-- start Entries provided --

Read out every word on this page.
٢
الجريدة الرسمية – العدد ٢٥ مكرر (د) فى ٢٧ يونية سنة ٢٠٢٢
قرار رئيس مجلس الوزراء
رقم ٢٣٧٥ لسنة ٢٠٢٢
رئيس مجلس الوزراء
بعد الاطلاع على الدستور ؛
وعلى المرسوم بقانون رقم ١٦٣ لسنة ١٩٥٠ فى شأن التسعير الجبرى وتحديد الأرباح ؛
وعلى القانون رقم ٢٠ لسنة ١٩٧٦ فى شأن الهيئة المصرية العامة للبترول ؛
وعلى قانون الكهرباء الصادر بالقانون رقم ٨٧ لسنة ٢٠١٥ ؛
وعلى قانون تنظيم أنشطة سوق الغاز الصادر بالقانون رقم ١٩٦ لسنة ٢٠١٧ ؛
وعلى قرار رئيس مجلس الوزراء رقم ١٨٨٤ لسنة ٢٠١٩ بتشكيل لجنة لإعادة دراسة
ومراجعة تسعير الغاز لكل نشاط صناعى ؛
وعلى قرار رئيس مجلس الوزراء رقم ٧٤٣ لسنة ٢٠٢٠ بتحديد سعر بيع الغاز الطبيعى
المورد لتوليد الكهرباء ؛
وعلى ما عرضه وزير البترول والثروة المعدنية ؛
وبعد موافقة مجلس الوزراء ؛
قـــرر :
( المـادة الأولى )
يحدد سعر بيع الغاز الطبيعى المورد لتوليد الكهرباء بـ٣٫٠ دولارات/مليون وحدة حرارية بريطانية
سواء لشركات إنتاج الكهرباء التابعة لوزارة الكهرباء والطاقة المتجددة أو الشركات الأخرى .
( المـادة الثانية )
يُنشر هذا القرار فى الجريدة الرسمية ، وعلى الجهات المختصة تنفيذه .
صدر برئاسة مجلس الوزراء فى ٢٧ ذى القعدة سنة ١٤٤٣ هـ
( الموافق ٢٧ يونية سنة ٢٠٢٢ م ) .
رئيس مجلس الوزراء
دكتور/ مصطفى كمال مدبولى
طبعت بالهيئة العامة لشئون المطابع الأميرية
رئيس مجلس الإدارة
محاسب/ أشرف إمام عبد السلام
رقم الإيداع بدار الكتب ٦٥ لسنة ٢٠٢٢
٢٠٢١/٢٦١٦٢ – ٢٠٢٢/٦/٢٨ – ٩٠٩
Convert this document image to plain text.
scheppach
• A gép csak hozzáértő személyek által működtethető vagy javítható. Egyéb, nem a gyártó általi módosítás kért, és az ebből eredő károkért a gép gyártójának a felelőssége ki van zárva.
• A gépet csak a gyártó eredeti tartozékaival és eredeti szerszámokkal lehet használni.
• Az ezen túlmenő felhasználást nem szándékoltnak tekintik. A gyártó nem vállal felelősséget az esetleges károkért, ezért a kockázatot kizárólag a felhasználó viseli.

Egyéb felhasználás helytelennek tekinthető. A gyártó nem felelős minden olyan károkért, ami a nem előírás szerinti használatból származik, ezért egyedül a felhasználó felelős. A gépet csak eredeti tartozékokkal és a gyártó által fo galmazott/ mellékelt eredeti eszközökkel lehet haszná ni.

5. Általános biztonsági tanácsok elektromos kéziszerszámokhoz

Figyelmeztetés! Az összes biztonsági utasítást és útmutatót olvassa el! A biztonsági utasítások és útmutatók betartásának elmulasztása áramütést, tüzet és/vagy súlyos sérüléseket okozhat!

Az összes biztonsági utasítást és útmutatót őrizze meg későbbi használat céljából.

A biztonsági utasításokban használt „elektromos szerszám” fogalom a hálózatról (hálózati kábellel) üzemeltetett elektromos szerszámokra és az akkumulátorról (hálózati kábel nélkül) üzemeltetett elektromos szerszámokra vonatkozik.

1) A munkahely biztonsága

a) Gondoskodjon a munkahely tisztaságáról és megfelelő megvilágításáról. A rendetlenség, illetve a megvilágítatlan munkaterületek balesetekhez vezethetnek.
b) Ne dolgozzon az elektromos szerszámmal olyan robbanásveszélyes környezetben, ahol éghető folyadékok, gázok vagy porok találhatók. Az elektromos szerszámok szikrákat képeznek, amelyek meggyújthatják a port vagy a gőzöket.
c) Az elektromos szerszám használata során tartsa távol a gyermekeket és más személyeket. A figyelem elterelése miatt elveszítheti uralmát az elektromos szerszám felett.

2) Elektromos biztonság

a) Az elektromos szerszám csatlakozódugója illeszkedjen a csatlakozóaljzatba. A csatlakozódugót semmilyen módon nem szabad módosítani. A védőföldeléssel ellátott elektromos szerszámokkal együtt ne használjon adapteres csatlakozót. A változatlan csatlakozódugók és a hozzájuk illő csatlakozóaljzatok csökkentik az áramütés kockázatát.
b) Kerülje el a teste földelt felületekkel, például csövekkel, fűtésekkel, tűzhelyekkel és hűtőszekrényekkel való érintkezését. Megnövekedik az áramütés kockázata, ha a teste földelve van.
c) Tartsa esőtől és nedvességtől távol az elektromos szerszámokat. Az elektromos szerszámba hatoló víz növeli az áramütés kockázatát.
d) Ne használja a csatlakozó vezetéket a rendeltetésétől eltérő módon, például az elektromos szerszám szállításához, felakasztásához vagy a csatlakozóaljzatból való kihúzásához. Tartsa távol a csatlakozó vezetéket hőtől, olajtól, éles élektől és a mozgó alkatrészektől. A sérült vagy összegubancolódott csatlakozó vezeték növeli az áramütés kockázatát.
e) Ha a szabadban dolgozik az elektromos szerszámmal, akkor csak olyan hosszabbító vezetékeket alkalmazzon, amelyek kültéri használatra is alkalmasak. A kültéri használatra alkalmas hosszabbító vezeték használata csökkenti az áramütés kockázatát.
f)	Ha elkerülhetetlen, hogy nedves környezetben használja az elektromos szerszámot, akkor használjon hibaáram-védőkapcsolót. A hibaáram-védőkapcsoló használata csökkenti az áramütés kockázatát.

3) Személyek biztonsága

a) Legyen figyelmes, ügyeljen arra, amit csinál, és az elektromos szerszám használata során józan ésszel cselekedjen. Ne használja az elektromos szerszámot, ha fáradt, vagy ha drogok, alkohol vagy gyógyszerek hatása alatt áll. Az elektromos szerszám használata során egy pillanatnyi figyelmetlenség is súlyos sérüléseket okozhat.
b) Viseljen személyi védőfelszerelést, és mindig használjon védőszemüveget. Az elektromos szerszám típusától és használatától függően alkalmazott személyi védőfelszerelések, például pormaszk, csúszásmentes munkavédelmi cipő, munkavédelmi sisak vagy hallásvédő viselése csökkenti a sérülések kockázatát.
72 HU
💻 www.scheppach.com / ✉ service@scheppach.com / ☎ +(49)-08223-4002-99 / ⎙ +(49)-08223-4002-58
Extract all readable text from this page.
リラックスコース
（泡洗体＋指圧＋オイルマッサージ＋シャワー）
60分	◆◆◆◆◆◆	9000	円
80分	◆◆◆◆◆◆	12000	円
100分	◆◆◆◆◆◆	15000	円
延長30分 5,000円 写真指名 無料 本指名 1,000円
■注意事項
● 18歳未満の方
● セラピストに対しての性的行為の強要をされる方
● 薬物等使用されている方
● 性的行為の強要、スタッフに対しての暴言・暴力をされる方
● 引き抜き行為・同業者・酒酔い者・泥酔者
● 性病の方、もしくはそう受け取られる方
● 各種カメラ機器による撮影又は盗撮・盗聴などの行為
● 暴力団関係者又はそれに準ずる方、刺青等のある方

-- end Entries provided --

→ Exercise
Copy the data above exactly. Every line must be included.

→ Response to the exercise
Read out every word on this page.
٢
الجريدة الرسمية – العدد ٢٥ مكرر (د) فى ٢٧ يونية سنة ٢٠٢٢
قرار رئيس مجلس الوزراء
رقم ٢٣٧٥ لسنة ٢٠٢٢
رئيس مجلس الوزراء
بعد الاطلاع على الدستور ؛
وعلى المرسوم بقانون رقم ١٦٣ لسنة ١٩٥٠ فى شأن التسعير الجبرى وتحديد الأرباح ؛
وعلى القانون رقم ٢٠ لسنة ١٩٧٦ فى شأن الهيئة المصرية العامة للبترول ؛
وعلى قانون الكهرباء الصادر بالقانون رقم ٨٧ لسنة ٢٠١٥ ؛
وعلى قانون تنظيم أنشطة سوق الغاز الصادر بالقانون رقم ١٩٦ لسنة ٢٠١٧ ؛
وعلى قرار رئيس مجلس الوزراء رقم ١٨٨٤ لسنة ٢٠١٩ بتشكيل لجنة لإعادة دراسة
ومراجعة تسعير الغاز لكل نشاط صناعى ؛
وعلى قرار رئيس مجلس الوزراء رقم ٧٤٣ لسنة ٢٠٢٠ بتحديد سعر بيع الغاز الطبيعى
المورد لتوليد الكهرباء ؛
وعلى ما عرضه وزير البترول والثروة المعدنية ؛
وبعد موافقة مجلس الوزراء ؛
قـــرر :
( المـادة الأولى )
يحدد سعر بيع الغاز الطبيعى المورد لتوليد الكهرباء بـ٣٫٠ دولارات/مليون وحدة حرارية بريطانية
سواء لشركات إنتاج الكهرباء التابعة لوزارة الكهرباء والطاقة المتجددة أو الشركات الأخرى .
( المـادة الثانية )
يُنشر هذا القرار فى الجريدة الرسمية ، وعلى الجهات المختصة تنفيذه .
صدر برئاسة مجلس الوزراء فى ٢٧ ذى القعدة سنة ١٤٤٣ هـ
( الموافق ٢٧ يونية سنة ٢٠٢٢ م ) .
رئيس مجلس الوزراء
دكتور/ مصطفى كمال مدبولى
طبعت بالهيئة العامة لشئون المطابع الأميرية
رئيس مجلس الإدارة
محاسب/ أشرف إمام عبد السلام
رقم الإيداع بدار الكتب ٦٥ لسنة ٢٠٢٢
٢٠٢١/٢٦١٦٢ – ٢٠٢٢/٦/٢٨ – ٩٠٩
Convert this document image to plain text.
scheppach
• A gép csak hozzáértő személyek által működtethető vagy javítható. Egyéb, nem a gyártó általi módosítás kért, és az ebből eredő károkért a gép gyártójának a felelőssége ki van zárva.
• A gépet csak a gyártó eredeti tartozékaival és eredeti szerszámokkal lehet használni.
• Az ezen túlmenő felhasználást nem szándékoltnak tekintik. A gyártó nem vállal felelősséget az esetleges károkért, ezért a kockázatot kizárólag a felhasználó viseli.

Egyéb felhasználás helytelennek tekinthető. A gyártó nem felelős minden olyan károkért, ami a nem előírás szerinti használatból származik, ezért egyedül a felhasználó felelős. A gépet csak eredeti tartozékokkal és a gyártó által fo galmazott/ mellékelt eredeti eszközökkel lehet haszná ni.

5. Általános biztonsági tanácsok elektromos kéziszerszámokhoz

Figyelmeztetés! Az összes biztonsági utasítást és útmutatót olvassa el! A biztonsági utasítások és útmutatók betartásának elmulasztása áramütést, tüzet és/vagy súlyos sérüléseket okozhat!

Az összes biztonsági utasítást és útmutatót őrizze meg későbbi használat céljából.

A biztonsági utasításokban használt „elektromos szerszám” fogalom a hálózatról (hálózati kábellel) üzemeltetett elektromos szerszámokra és az akkumulátorról (hálózati kábel nélkül) üzemeltetett elektromos szerszámokra vonatkozik.

1) A munkahely biztonsága

a) Gondoskodjon a munkahely tisztaságáról és megfelelő megvilágításáról. A rendetlenség, illetve a megvilágítatlan munkaterületek balesetekhez vezethetnek.
b) Ne dolgozzon az elektromos szerszámmal olyan robbanásveszélyes környezetben, ahol éghető folyadékok, gázok vagy porok találhatók. Az elektromos szerszámok szikrákat képeznek, amelyek meggyújthatják a port vagy a gőzöket.
c) Az elektromos szerszám használata során tartsa távol a gyermekeket és más személyeket. A figyelem elterelése miatt elveszítheti uralmát az elektromos szerszám felett.

2) Elektromos biztonság

a) Az elektromos szerszám csatlakozódugója illeszkedjen a csatlakozóaljzatba. A csatlakozódugót semmilyen módon nem szabad módosítani. A védőföldeléssel ellátott elektromos szerszámokkal együtt ne használjon adapteres csatlakozót. A változatlan csatlakozódugók és a hozzájuk illő csatlakozóaljzatok csökkentik az áramütés kockázatát.
b) Kerülje el a teste földelt felületekkel, például csövekkel, fűtésekkel, tűzhelyekkel és hűtőszekrényekkel való érintkezését. Megnövekedik az áramütés kockázata, ha a teste földelve van.
c) Tartsa esőtől és nedvességtől távol az elektromos szerszámokat. Az elektromos szerszámba hatoló víz növeli az áramütés kockázatát.
d) Ne használja a csatlakozó vezetéket a rendeltetésétől eltérő módon, például az elektromos szerszám szállításához, felakasztásához vagy a csatlakozóaljzatból való kihúzásához. Tartsa távol a csatlakozó vezetéket hőtől, olajtól, éles élektől és a mozgó alkatrészektől. A sérült vagy összegubancolódott csatlakozó vezeték növeli az áramütés kockázatát.
e) Ha a szabadban dolgozik az elektromos szerszámmal, akkor csak olyan hosszabbító vezetékeket alkalmazzon, amelyek kültéri használatra is alkalmasak. A kültéri használatra alkalmas hosszabbító vezeték használata csökkenti az áramütés kockázatát.
f)	Ha elkerülhetetlen, hogy nedves környezetben használja az elektromos szerszámot, akkor használjon hibaáram-védőkapcsolót. A hibaáram-védőkapcsoló használata csökkenti az áramütés kockázatát.

3) Személyek biztonsága

a) Legyen figyelmes, ügyeljen arra, amit csinál, és az elektromos szerszám használata során józan ésszel cselekedjen. Ne használja az elektromos szerszámot, ha fáradt, vagy ha drogok, alkohol vagy gyógyszerek hatása alatt áll. Az elektromos szerszám használata során egy pillanatnyi figyelmetlenség is súlyos sérüléseket okozhat.
b) Viseljen személyi védőfelszerelést, és mindig használjon védőszemüveget. Az elektromos szerszám típusától és használatától függően alkalmazott személyi védőfelszerelések, például pormaszk, csúszásmentes munkavédelmi cipő, munkavédelmi sisak vagy hallásvédő viselése csökkenti a sérülések kockázatát.
72 HU
💻 www.scheppach.com / ✉ service@scheppach.com / ☎ +(49)-08223-4002-99 / ⎙ +(49)-08223-4002-58
Extract all readable text from this page.
リラックスコース
（泡洗体＋指圧＋オイルマッサージ＋シャワー）
60分	◆◆◆◆◆◆	9000	円
80分	◆◆◆◆◆◆	12000	円
100分	◆◆◆◆◆◆	15000	円
延長30分 5,000円 写真指名 無料 本指名 1,000円
■注意事項
● 18歳未満の方
● セラピストに対しての性的行為の強要をされる方
● 薬物等使用されている方
● 性的行為の強要、スタッフに対しての暴言・暴力をされる方
● 引き抜き行為・同業者・酒酔い者・泥酔者
● 性病の方、もしくはそう受け取られる方
● 各種カメラ機器による撮影又は盗撮・盗聴などの行為
● 暴力団関係者又はそれに準ずる方、刺青等のある方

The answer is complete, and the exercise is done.